— BEGIN —

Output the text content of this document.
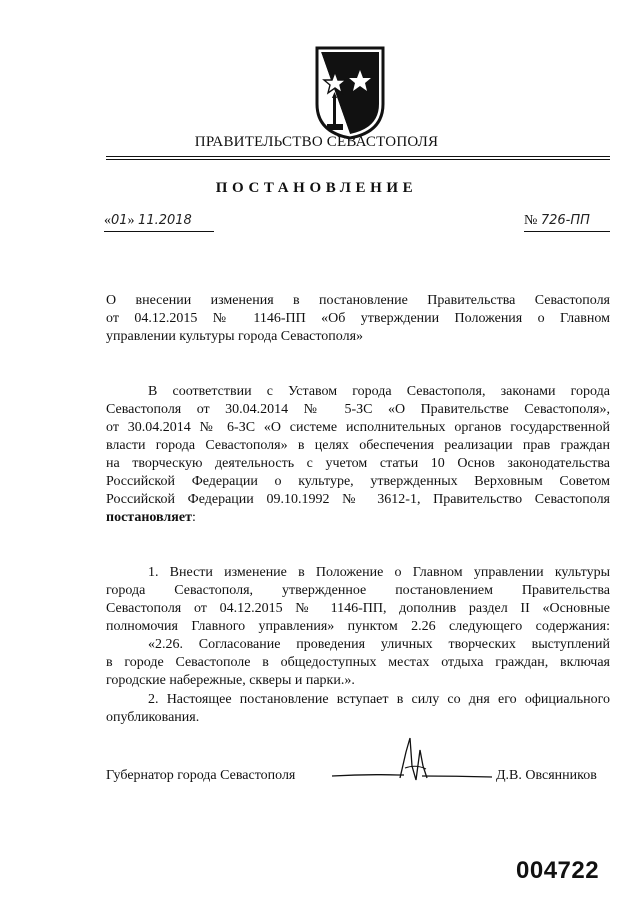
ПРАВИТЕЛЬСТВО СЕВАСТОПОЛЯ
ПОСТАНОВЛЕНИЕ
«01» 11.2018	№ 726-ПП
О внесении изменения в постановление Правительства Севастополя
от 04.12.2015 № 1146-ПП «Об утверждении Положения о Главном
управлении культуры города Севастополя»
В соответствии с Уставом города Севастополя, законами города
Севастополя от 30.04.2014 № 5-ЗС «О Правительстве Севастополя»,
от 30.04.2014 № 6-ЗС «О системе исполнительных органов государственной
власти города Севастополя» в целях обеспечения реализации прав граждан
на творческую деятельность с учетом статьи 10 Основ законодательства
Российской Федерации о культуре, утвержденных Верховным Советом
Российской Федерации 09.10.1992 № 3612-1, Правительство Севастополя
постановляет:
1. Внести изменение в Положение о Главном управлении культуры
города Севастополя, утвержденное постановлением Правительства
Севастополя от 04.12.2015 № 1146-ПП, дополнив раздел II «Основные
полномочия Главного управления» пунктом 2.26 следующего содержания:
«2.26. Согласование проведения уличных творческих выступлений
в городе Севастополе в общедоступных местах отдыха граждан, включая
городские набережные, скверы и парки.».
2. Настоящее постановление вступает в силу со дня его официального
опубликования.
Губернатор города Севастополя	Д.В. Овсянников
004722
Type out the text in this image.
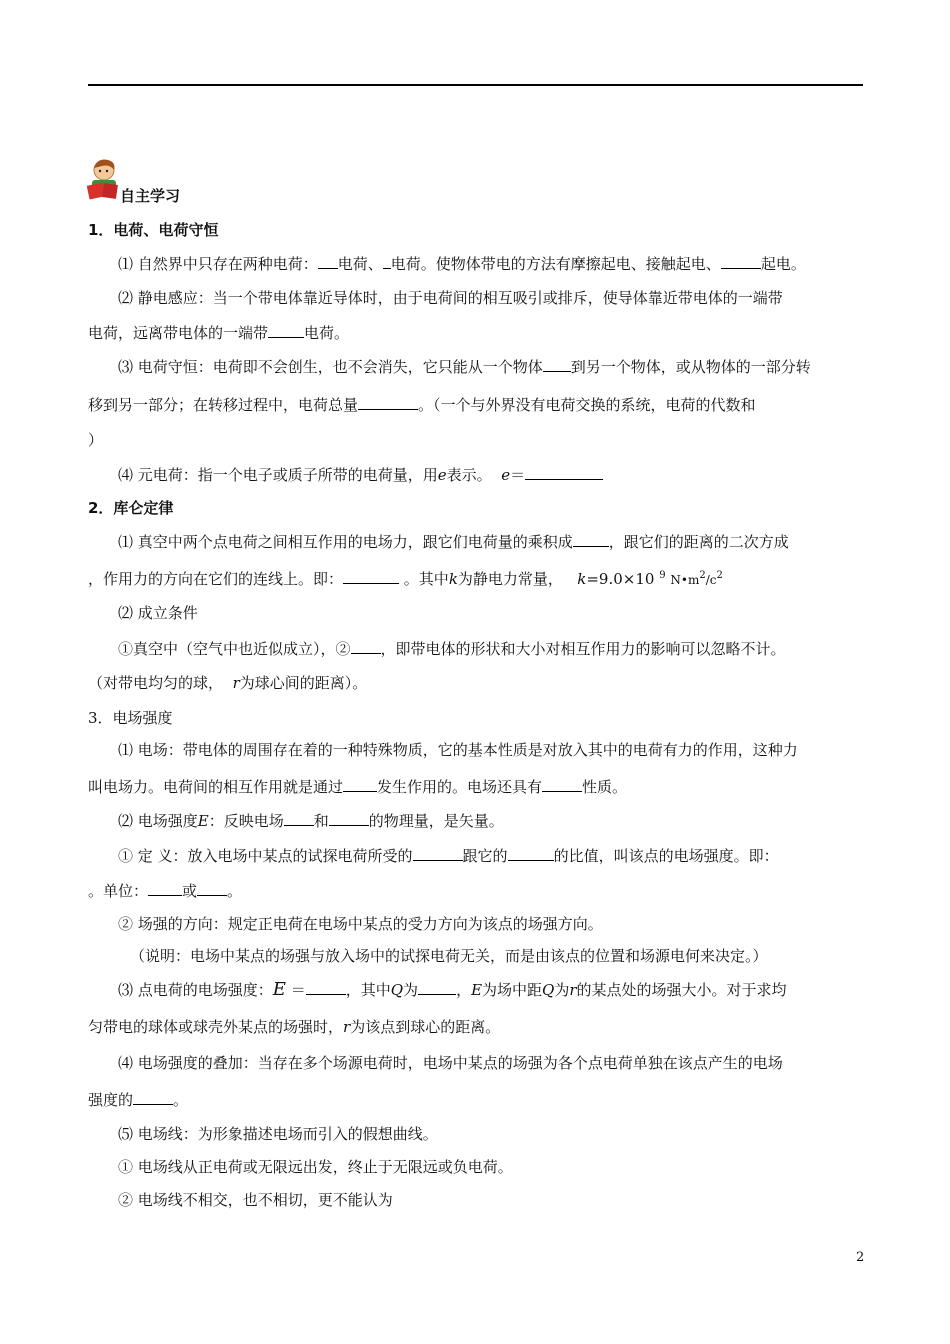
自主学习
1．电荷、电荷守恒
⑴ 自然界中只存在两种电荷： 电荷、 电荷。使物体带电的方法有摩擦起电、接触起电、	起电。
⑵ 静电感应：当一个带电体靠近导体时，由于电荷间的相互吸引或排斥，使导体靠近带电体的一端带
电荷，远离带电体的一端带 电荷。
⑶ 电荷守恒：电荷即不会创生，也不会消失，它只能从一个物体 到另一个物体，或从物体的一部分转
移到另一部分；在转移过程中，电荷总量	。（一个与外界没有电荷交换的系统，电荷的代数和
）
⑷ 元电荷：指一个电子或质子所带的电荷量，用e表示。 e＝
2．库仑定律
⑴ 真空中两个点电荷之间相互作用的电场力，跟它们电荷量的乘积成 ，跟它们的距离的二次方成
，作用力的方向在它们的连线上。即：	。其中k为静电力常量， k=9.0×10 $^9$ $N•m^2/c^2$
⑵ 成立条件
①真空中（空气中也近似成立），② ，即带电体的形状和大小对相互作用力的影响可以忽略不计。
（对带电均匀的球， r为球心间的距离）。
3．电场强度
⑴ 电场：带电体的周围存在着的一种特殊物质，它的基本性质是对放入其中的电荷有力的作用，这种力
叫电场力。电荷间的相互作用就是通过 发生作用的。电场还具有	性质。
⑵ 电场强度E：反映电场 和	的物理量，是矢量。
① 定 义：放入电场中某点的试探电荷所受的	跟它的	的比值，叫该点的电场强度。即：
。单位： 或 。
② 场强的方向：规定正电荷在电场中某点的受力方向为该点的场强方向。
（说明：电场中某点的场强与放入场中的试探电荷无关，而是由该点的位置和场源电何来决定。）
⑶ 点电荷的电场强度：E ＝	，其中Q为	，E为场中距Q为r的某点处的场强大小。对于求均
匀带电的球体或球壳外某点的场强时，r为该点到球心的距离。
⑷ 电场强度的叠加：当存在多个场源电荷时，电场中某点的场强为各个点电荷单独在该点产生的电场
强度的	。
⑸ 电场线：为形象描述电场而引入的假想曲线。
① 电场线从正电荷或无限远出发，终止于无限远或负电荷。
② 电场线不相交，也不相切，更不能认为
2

— END —
— BEGIN —

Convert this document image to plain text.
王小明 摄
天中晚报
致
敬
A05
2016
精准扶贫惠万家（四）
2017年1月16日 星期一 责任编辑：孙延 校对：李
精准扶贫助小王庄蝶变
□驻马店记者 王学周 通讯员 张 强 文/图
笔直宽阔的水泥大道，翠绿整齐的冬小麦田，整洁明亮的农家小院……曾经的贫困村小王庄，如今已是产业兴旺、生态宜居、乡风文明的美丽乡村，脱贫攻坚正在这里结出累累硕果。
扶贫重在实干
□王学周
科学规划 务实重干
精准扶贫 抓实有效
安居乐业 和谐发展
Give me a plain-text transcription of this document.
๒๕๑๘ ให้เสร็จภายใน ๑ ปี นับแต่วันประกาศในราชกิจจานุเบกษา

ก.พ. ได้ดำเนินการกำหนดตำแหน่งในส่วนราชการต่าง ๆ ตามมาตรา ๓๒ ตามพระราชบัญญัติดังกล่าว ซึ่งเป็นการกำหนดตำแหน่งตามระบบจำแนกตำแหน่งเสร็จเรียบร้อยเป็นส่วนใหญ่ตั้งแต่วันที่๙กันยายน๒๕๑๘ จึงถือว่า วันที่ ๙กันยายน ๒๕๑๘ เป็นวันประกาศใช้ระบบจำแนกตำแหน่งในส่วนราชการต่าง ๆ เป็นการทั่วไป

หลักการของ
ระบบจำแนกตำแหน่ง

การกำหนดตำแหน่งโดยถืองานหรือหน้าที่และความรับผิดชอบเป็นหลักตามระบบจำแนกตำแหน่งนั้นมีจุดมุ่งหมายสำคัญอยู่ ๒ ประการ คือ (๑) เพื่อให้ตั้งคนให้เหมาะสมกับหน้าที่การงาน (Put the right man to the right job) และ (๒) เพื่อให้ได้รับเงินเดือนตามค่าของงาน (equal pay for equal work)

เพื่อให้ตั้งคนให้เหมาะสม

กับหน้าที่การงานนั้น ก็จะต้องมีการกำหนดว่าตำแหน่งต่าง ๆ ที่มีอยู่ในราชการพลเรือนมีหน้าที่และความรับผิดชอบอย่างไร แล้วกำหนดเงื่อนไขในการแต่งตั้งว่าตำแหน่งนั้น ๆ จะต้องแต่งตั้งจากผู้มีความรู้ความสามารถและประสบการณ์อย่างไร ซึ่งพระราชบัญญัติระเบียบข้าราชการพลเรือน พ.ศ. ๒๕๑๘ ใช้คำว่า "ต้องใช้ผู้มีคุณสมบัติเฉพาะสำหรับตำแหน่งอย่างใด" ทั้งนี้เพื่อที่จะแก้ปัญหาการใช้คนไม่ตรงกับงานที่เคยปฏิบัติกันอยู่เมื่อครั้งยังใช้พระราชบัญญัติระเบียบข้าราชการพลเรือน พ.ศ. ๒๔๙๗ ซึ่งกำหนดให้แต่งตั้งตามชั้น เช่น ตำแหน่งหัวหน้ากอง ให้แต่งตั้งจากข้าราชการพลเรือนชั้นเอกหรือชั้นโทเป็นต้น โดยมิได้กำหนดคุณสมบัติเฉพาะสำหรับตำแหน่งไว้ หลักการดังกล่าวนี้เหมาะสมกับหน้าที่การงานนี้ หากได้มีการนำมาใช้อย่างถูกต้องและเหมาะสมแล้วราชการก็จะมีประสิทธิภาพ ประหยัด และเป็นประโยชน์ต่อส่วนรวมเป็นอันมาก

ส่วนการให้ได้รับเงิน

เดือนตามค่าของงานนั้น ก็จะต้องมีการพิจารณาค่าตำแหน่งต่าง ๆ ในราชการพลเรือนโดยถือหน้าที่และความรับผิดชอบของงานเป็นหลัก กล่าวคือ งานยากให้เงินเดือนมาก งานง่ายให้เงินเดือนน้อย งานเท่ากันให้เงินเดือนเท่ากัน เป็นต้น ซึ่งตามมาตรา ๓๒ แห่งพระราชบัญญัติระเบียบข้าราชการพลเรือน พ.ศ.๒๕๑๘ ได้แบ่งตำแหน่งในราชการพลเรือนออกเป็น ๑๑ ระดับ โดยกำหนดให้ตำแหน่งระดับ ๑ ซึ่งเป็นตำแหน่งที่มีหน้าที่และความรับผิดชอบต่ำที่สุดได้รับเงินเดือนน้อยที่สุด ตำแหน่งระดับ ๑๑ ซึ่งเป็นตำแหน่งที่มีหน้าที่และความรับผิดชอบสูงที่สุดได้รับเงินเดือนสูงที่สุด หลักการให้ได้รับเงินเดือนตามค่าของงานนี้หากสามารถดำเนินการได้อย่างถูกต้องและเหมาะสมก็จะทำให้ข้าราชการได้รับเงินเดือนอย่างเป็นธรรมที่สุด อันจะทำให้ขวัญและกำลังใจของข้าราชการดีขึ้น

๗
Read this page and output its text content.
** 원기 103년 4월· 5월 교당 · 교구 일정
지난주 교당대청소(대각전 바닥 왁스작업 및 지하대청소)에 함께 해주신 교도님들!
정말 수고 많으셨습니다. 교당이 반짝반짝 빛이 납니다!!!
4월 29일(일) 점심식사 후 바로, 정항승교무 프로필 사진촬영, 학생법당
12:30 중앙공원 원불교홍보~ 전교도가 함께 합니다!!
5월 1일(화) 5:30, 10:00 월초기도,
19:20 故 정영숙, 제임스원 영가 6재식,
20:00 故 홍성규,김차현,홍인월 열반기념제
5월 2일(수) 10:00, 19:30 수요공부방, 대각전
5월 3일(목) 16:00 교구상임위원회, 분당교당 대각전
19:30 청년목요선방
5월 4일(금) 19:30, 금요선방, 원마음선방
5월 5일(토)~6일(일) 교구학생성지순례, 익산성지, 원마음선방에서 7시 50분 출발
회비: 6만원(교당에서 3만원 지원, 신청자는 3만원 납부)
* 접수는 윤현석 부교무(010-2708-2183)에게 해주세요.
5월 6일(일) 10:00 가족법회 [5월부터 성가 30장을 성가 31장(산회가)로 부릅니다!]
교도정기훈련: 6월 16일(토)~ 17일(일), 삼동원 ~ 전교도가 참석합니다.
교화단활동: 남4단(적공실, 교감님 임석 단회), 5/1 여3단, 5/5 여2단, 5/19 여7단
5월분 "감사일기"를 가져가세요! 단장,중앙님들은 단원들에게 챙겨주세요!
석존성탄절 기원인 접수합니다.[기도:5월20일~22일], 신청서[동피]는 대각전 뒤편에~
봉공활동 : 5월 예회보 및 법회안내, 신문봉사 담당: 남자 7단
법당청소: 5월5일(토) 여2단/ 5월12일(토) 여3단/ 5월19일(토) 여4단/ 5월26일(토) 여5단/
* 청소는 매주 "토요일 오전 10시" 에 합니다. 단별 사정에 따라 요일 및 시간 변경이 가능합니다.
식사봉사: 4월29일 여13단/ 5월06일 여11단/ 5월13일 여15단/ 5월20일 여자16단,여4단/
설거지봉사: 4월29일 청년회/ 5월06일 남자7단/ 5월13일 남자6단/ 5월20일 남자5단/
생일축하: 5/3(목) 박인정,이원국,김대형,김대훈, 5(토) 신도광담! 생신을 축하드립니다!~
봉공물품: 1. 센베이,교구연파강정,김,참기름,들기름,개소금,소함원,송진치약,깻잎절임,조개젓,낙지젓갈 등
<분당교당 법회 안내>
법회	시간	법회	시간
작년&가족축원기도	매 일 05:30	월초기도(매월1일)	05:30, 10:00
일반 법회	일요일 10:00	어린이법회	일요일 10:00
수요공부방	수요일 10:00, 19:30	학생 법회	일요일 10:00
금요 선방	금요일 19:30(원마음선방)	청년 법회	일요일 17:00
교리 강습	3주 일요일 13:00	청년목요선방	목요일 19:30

— END —
— BEGIN —

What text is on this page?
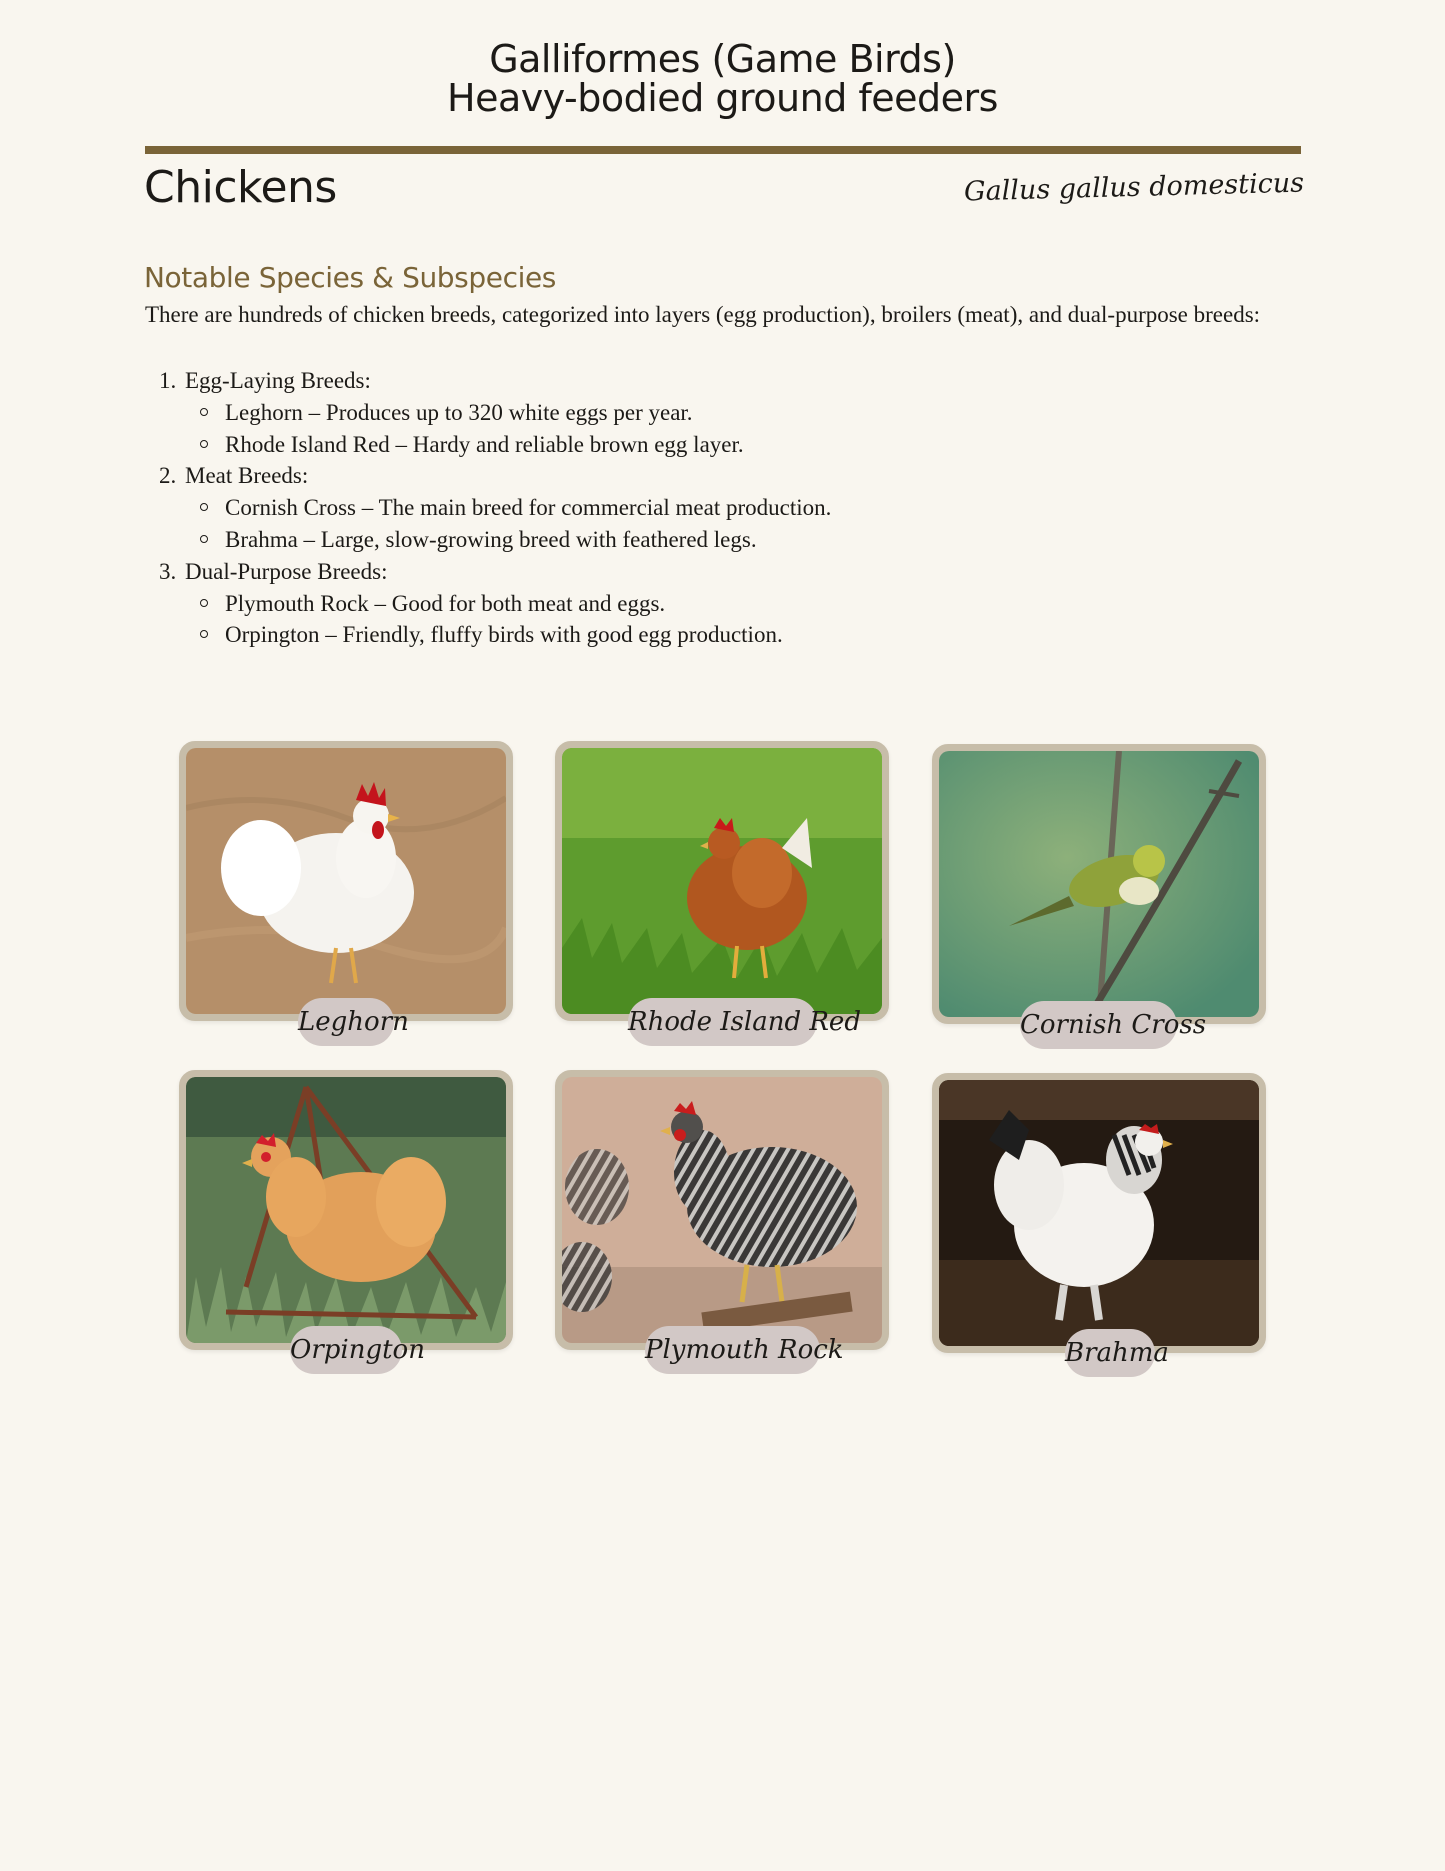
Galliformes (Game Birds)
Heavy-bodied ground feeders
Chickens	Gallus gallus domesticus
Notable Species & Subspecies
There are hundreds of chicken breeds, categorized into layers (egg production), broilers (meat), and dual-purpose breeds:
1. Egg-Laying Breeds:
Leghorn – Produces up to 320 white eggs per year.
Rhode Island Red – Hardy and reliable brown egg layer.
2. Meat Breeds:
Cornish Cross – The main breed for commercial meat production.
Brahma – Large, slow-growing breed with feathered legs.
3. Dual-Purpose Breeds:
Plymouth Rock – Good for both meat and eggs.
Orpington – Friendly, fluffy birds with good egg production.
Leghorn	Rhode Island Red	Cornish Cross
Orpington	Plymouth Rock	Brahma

— END —

■ To be done: Looking at the material above, count the lines that hold "text" and give the total alone.

■ Expected answer: 6